● Supplied material:
--- START ---

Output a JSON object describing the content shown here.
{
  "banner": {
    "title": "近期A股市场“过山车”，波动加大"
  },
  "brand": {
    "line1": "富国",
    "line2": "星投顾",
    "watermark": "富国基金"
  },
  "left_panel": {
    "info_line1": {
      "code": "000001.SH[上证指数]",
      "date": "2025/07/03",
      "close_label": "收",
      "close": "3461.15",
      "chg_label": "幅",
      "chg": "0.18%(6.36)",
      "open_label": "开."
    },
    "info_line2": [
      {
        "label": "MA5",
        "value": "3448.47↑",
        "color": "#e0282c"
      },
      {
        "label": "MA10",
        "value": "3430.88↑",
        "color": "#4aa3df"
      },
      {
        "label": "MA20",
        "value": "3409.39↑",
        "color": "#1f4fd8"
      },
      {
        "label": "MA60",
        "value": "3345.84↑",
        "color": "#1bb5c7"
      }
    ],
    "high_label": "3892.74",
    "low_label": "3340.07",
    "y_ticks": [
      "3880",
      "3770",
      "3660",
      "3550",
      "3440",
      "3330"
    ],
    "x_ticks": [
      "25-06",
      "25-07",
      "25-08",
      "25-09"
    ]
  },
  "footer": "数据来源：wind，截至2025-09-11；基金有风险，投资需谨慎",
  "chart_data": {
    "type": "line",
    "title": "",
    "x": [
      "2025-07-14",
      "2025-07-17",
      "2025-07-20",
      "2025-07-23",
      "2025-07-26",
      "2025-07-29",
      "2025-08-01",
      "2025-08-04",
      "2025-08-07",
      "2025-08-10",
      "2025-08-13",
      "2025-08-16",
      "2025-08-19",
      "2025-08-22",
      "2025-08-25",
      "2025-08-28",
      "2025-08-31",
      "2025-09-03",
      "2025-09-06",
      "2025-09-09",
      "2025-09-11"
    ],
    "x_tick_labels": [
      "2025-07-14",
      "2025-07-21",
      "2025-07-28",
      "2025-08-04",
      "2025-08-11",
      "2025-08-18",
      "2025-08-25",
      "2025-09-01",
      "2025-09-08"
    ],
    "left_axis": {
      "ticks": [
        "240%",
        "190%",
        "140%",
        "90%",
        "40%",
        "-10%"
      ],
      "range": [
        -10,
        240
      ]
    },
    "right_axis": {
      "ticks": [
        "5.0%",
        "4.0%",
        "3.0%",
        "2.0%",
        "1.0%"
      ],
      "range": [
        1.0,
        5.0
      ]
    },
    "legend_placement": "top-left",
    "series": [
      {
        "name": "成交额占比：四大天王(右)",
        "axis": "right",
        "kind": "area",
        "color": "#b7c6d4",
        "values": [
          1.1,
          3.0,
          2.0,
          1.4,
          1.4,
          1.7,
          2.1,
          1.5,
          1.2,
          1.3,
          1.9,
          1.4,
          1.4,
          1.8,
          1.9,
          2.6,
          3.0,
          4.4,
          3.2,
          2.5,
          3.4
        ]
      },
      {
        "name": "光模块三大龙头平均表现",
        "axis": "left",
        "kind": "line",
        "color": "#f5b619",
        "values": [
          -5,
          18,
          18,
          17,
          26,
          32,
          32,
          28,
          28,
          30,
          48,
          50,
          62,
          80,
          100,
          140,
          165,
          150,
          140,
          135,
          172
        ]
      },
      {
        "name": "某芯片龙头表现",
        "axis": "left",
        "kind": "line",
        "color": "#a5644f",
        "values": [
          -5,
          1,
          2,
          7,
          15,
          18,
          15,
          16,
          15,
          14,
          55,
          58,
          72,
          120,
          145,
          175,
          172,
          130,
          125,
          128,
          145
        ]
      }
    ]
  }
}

--- END ---

● Job: In this exercise, repeat all entries exactly.

● Answer to this task:
Output a JSON object describing the content shown here.
{
  "banner": {
    "title": "近期A股市场“过山车”，波动加大"
  },
  "brand": {
    "line1": "富国",
    "line2": "星投顾",
    "watermark": "富国基金"
  },
  "left_panel": {
    "info_line1": {
      "code": "000001.SH[上证指数]",
      "date": "2025/07/03",
      "close_label": "收",
      "close": "3461.15",
      "chg_label": "幅",
      "chg": "0.18%(6.36)",
      "open_label": "开."
    },
    "info_line2": [
      {
        "label": "MA5",
        "value": "3448.47↑",
        "color": "#e0282c"
      },
      {
        "label": "MA10",
        "value": "3430.88↑",
        "color": "#4aa3df"
      },
      {
        "label": "MA20",
        "value": "3409.39↑",
        "color": "#1f4fd8"
      },
      {
        "label": "MA60",
        "value": "3345.84↑",
        "color": "#1bb5c7"
      }
    ],
    "high_label": "3892.74",
    "low_label": "3340.07",
    "y_ticks": [
      "3880",
      "3770",
      "3660",
      "3550",
      "3440",
      "3330"
    ],
    "x_ticks": [
      "25-06",
      "25-07",
      "25-08",
      "25-09"
    ]
  },
  "footer": "数据来源：wind，截至2025-09-11；基金有风险，投资需谨慎",
  "chart_data": {
    "type": "line",
    "title": "",
    "x": [
      "2025-07-14",
      "2025-07-17",
      "2025-07-20",
      "2025-07-23",
      "2025-07-26",
      "2025-07-29",
      "2025-08-01",
      "2025-08-04",
      "2025-08-07",
      "2025-08-10",
      "2025-08-13",
      "2025-08-16",
      "2025-08-19",
      "2025-08-22",
      "2025-08-25",
      "2025-08-28",
      "2025-08-31",
      "2025-09-03",
      "2025-09-06",
      "2025-09-09",
      "2025-09-11"
    ],
    "x_tick_labels": [
      "2025-07-14",
      "2025-07-21",
      "2025-07-28",
      "2025-08-04",
      "2025-08-11",
      "2025-08-18",
      "2025-08-25",
      "2025-09-01",
      "2025-09-08"
    ],
    "left_axis": {
      "ticks": [
        "240%",
        "190%",
        "140%",
        "90%",
        "40%",
        "-10%"
      ],
      "range": [
        -10,
        240
      ]
    },
    "right_axis": {
      "ticks": [
        "5.0%",
        "4.0%",
        "3.0%",
        "2.0%",
        "1.0%"
      ],
      "range": [
        1.0,
        5.0
      ]
    },
    "legend_placement": "top-left",
    "series": [
      {
        "name": "成交额占比：四大天王(右)",
        "axis": "right",
        "kind": "area",
        "color": "#b7c6d4",
        "values": [
          1.1,
          3.0,
          2.0,
          1.4,
          1.4,
          1.7,
          2.1,
          1.5,
          1.2,
          1.3,
          1.9,
          1.4,
          1.4,
          1.8,
          1.9,
          2.6,
          3.0,
          4.4,
          3.2,
          2.5,
          3.4
        ]
      },
      {
        "name": "光模块三大龙头平均表现",
        "axis": "left",
        "kind": "line",
        "color": "#f5b619",
        "values": [
          -5,
          18,
          18,
          17,
          26,
          32,
          32,
          28,
          28,
          30,
          48,
          50,
          62,
          80,
          100,
          140,
          165,
          150,
          140,
          135,
          172
        ]
      },
      {
        "name": "某芯片龙头表现",
        "axis": "left",
        "kind": "line",
        "color": "#a5644f",
        "values": [
          -5,
          1,
          2,
          7,
          15,
          18,
          15,
          16,
          15,
          14,
          55,
          58,
          72,
          120,
          145,
          175,
          172,
          130,
          125,
          128,
          145
        ]
      }
    ]
  }
}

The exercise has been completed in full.